** Given task **
State only the number of lines that contain the string "content".

======== Listing

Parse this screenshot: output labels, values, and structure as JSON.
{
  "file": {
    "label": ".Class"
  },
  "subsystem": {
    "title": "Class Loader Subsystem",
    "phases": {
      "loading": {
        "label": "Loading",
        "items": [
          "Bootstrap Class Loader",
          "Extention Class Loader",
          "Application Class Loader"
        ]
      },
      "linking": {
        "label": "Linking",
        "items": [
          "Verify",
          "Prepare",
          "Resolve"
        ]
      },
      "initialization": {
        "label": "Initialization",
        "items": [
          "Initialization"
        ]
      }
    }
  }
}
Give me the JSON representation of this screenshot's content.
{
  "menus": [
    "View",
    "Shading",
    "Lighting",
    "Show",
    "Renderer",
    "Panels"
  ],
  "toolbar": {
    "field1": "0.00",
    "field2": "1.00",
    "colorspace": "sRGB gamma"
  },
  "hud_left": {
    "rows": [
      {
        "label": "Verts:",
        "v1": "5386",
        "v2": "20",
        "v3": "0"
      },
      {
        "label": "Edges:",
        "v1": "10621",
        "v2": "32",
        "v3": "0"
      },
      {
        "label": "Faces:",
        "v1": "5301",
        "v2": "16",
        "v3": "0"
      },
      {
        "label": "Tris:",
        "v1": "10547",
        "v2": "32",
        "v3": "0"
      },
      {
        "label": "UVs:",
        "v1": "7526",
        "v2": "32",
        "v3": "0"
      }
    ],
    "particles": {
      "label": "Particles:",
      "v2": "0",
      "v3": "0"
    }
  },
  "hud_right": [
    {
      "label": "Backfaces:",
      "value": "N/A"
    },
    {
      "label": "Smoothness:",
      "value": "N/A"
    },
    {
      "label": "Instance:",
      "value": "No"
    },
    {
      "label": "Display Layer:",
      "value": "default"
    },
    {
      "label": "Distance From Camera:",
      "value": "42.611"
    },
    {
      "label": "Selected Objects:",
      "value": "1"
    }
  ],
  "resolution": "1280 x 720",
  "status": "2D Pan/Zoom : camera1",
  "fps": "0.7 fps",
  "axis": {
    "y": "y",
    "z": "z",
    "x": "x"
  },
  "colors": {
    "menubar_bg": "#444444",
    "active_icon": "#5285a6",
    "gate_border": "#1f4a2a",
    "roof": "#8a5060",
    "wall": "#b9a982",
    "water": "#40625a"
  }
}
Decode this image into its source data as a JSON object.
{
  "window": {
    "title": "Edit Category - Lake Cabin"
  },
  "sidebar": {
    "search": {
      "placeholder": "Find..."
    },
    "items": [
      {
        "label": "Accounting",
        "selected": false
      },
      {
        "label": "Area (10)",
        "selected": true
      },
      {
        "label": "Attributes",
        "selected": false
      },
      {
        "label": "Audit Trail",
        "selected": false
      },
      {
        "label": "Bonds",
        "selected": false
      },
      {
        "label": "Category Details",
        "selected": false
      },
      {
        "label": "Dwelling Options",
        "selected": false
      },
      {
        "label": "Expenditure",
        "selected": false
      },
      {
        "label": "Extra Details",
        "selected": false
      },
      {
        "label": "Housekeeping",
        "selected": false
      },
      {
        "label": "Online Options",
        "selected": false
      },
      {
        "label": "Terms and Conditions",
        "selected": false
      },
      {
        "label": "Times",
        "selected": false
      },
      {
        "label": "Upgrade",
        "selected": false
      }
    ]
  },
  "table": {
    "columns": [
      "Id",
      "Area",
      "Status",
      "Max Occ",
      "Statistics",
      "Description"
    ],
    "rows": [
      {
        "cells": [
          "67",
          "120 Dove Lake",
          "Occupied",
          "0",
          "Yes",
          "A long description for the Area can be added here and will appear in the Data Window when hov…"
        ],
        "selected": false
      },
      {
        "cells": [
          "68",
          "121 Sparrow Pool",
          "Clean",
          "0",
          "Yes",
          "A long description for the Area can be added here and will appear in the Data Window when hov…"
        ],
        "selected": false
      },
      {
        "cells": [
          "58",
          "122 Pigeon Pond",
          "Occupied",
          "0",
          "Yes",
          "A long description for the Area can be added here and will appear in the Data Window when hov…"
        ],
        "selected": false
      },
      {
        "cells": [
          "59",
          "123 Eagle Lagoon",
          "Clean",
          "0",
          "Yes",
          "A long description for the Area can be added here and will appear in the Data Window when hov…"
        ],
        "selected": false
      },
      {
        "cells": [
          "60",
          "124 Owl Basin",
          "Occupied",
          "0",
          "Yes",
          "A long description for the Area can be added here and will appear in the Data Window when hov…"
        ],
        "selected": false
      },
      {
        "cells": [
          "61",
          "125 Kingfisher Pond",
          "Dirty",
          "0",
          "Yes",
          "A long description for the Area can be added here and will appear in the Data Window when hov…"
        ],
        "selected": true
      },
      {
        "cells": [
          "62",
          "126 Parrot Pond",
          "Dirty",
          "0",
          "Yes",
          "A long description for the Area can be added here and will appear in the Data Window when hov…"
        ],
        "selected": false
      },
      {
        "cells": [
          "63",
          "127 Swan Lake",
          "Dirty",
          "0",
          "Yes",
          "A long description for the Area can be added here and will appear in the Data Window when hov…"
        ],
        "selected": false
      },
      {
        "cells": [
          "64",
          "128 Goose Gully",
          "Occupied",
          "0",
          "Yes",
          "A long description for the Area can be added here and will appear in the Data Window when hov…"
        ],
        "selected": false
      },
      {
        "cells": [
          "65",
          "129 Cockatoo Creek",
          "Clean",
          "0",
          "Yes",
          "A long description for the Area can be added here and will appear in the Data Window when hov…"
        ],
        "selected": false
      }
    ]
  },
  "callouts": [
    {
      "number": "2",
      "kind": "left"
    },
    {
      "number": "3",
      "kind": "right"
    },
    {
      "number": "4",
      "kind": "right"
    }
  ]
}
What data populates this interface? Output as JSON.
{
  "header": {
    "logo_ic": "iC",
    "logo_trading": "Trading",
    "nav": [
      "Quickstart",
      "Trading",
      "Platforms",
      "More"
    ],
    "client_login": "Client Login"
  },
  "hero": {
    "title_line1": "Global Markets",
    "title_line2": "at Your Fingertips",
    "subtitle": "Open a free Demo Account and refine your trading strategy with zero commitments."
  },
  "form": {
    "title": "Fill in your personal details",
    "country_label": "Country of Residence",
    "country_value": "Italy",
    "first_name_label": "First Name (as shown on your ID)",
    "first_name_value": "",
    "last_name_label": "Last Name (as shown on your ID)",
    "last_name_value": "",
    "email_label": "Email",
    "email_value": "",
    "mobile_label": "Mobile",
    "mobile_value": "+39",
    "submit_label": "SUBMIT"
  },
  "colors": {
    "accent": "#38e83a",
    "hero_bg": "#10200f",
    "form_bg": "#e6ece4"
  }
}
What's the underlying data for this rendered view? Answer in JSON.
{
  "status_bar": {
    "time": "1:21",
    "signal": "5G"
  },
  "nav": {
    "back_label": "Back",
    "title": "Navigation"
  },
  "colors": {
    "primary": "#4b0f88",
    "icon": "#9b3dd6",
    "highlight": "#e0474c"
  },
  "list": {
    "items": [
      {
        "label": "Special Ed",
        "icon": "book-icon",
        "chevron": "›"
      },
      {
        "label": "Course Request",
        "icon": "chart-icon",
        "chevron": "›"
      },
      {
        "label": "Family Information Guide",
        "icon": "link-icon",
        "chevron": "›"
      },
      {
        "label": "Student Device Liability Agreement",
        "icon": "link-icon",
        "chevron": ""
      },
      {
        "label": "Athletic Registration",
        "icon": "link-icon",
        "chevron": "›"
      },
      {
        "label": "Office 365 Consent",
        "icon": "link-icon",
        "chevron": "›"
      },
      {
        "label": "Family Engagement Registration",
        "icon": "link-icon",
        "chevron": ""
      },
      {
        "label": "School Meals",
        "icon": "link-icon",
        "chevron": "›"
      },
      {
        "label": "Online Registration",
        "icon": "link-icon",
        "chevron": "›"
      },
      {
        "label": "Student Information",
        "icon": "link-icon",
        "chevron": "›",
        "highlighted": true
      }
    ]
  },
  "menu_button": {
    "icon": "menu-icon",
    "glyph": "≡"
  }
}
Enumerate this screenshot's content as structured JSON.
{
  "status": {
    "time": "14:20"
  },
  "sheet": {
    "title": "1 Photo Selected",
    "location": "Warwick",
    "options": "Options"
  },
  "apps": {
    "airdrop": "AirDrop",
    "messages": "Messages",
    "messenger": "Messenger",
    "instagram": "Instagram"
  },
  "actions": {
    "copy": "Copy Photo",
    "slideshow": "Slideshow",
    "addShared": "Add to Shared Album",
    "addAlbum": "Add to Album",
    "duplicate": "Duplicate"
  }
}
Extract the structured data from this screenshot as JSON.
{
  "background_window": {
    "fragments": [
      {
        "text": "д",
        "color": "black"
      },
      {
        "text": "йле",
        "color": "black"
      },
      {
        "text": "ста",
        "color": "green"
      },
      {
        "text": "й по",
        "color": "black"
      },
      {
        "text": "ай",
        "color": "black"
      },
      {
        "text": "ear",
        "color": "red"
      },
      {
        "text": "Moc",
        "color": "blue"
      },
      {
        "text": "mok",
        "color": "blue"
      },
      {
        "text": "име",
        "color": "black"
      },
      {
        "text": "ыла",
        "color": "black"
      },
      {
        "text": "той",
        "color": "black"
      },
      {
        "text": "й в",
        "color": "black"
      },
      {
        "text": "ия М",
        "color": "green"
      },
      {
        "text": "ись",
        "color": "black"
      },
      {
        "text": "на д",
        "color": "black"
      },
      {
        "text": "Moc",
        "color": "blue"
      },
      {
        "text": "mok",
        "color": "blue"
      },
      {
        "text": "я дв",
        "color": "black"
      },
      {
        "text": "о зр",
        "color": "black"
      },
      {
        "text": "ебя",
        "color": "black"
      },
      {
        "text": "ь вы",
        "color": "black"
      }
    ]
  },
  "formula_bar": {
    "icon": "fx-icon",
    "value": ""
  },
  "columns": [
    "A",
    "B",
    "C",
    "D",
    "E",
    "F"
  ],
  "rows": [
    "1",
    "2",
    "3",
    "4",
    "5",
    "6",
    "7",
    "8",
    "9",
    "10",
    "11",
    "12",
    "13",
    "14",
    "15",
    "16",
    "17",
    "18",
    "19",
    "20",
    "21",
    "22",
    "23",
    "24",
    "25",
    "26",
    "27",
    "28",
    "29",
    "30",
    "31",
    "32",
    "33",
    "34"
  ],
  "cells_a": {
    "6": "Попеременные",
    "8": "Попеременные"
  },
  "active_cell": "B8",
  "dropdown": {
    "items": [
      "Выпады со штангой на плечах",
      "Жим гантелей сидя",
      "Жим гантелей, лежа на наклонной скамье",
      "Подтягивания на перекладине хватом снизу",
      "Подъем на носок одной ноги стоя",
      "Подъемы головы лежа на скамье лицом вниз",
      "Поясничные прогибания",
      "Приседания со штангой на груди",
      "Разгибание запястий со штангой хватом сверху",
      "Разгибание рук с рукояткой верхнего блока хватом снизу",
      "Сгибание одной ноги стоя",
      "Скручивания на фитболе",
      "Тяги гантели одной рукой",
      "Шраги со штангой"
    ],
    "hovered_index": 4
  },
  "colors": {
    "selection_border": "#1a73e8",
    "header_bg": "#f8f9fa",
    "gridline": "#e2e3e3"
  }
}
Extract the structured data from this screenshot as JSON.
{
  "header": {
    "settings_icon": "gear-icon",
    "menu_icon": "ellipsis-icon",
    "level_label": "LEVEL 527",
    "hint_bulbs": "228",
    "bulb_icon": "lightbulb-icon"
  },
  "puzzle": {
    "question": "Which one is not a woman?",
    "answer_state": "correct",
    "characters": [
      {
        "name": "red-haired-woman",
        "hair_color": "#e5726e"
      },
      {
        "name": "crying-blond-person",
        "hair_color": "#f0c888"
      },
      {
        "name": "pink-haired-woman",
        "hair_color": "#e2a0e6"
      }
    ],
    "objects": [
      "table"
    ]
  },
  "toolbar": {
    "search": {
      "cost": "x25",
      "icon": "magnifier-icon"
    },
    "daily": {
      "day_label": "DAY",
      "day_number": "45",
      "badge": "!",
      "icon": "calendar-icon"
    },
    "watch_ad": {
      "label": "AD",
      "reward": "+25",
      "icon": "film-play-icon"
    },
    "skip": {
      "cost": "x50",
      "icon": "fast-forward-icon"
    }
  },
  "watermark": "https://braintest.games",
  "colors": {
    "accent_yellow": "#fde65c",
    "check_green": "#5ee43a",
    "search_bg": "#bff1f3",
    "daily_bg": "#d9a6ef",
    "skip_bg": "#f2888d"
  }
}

================

** Result of the exercise **
2